- [Data rows]:
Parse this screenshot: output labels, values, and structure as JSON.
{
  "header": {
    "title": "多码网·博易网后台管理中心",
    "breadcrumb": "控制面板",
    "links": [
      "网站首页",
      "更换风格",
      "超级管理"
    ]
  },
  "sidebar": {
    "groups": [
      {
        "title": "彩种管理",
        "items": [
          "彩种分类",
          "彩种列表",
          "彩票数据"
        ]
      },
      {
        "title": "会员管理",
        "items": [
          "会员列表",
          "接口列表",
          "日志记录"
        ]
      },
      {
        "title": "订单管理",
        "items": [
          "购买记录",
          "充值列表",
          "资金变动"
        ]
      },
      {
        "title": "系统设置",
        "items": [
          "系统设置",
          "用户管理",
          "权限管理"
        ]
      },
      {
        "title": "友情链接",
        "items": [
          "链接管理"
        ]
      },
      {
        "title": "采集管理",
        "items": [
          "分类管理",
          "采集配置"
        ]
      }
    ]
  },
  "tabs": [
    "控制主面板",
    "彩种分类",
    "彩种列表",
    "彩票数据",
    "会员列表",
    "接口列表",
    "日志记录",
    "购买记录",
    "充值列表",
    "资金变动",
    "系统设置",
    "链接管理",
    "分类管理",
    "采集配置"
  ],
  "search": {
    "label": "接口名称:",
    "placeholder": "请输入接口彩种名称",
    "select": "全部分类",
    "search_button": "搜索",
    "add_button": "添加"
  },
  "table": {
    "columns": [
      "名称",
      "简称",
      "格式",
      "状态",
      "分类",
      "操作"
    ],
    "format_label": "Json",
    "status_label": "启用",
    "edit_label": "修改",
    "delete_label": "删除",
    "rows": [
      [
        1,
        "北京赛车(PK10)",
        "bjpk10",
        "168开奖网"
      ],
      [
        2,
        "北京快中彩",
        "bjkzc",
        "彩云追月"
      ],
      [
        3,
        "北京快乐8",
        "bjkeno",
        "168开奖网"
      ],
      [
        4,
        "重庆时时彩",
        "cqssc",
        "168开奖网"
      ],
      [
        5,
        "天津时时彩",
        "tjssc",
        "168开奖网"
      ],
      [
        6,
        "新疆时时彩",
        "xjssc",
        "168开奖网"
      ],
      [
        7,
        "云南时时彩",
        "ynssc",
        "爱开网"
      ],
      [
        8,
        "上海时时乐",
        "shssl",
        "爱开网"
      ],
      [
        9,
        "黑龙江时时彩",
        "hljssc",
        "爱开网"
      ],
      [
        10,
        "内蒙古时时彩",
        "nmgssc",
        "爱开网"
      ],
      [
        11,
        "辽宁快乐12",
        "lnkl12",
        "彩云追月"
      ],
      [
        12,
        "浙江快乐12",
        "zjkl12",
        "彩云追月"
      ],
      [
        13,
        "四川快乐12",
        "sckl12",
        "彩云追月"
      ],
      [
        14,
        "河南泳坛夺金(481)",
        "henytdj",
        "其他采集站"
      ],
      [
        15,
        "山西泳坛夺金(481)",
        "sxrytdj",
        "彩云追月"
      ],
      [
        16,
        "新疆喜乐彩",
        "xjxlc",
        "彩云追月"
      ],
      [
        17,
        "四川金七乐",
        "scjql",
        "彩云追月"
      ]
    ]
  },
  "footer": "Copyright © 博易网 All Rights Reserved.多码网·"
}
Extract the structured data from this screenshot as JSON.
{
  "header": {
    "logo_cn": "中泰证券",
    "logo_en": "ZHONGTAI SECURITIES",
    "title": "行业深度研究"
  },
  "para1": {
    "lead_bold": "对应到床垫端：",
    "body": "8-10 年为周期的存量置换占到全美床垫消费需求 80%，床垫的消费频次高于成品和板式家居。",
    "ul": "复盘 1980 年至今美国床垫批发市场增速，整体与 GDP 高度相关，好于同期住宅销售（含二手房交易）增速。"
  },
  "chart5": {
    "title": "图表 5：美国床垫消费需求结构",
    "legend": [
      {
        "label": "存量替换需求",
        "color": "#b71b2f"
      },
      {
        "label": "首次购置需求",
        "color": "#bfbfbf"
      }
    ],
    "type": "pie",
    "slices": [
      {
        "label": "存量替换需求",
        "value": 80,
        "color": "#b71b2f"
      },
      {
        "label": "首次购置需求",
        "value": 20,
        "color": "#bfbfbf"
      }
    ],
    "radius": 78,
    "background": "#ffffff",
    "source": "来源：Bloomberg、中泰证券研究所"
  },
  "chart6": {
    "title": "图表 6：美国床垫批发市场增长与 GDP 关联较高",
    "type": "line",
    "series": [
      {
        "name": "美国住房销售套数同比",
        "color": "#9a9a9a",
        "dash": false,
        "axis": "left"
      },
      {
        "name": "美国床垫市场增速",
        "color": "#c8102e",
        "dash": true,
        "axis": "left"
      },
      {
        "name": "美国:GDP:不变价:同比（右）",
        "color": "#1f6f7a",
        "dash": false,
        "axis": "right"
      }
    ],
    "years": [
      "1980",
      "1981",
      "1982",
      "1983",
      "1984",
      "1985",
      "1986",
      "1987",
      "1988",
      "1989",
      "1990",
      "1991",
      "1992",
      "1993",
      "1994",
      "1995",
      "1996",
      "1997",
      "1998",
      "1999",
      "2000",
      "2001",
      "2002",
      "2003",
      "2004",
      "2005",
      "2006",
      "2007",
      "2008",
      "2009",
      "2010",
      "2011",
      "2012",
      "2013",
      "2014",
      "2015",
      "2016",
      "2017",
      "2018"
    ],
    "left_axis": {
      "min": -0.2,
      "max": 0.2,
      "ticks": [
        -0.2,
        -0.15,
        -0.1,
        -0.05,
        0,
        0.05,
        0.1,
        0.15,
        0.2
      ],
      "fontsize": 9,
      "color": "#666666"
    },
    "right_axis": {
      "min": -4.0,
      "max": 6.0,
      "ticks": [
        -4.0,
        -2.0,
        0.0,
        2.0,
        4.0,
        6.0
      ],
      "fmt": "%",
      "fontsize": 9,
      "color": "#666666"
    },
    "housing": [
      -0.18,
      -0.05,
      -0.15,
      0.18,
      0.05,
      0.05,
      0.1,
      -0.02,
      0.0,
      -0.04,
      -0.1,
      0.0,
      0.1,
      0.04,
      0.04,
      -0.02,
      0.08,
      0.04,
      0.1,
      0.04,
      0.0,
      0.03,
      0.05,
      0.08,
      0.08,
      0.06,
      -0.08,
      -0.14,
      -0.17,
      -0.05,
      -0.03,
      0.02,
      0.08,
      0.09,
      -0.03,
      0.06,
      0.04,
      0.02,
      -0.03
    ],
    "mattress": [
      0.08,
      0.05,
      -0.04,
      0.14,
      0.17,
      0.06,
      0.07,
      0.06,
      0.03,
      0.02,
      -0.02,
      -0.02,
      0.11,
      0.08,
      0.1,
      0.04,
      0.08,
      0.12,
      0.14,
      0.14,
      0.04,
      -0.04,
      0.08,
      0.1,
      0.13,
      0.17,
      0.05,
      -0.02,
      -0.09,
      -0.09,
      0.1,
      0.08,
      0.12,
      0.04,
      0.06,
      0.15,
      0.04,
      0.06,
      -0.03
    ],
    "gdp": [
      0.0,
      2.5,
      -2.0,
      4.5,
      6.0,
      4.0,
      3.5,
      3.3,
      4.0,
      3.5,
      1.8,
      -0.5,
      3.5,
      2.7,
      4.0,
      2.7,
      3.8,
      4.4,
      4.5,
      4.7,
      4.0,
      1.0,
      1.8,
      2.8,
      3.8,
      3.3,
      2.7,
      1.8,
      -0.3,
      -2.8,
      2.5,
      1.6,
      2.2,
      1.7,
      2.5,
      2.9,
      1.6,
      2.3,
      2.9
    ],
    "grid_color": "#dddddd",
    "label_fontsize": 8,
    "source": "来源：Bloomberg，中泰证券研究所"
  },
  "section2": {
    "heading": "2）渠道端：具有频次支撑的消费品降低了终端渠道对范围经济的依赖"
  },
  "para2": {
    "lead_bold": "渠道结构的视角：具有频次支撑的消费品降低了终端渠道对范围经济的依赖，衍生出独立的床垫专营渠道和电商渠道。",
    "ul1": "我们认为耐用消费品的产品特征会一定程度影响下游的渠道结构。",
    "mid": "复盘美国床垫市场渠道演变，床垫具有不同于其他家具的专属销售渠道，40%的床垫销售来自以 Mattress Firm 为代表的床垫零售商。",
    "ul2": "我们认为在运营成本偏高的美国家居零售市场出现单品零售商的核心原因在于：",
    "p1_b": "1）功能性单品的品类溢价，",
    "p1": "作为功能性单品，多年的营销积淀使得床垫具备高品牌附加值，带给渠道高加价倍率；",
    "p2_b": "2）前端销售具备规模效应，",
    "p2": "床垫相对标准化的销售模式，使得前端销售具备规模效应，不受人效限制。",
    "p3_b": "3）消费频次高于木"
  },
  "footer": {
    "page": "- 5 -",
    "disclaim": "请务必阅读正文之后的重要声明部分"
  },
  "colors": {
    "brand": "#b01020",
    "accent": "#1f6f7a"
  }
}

- [Problem requirements]: Gather all lines where the word "footer" appears.

- [Correct response]:
  "footer": "Copyright © 博易网 All Rights Reserved.多码网·"
  "footer": {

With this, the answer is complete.